We recognized that our study had some limitations. Although TGF-β1/Smads signal pathway has been clarified to be activated by pGSN in our present study and our group have found integrin α2/β1 may be the receptor on the HMCs [14]. However, the fibrosis caused by the TGFβ1/Smads signaling pathway may exhibit cross-talk with other signal transduction pathways. Special receptors and specific binding situation on HMCs still need to be better understood in the specific roles of pGSN in IgAN pathogenesis. The functional role of pGSN in the development and progression of IgAN will be clarified, with further studies to confirm specific binding situation of pGSN in HMCs and to explore the functional role of pGSN on IgAN fibrosis pathogenesis are warranted.
4. Materials and Methods
4.1. Materials
The reagents used for cell culture were obtained from Life Technologies (Rockville, MD, USA). Jacalinagarose was obtained from Pierce (Rockford, IL, USA). Plasma gelsolin was purchased fromcytoskeleton (Denver, CO, USA).Mouse anti-human gelsolin, mouse anti-human collagen 1 and mouse anti-human TGF-β1 were purchased from Abcam (Cambridge, MA, USA). Mouse anti-human Smad3, Smad4, Smad7, and rabbit anti-human Phospho-Smad2/Smad3 (p-Smad2/3), were purchased from Santa Cruz Biotechnology (Santa Cruz, CA, USA). FITC-conjugated rabbit anti-mouse IgG was obtained from Vector Laboratories (Burlingame, CA, USA). The TGF-β1 ELISA kit and the MTT assay kit were obtained from R & D Systems (Minneapolis, MN, USA). All other chemicals were obtained from Sigma (St. Louis, MO, USA).

◆ Recorded data:
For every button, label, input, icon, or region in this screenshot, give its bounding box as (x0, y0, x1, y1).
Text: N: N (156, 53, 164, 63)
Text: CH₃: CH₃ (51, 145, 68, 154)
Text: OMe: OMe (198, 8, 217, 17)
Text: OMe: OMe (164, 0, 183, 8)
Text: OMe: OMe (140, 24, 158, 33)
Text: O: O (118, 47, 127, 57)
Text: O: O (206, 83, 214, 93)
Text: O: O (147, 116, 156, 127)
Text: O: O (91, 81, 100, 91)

◆ What is needed: According to the excerpt, from which company were the TGF-β1 ELISA kit and the MTT assay kit obtained? The entries come from a different source than the text.

◆ Result of the task: R & D Systems (Minneapolis, MN, USA).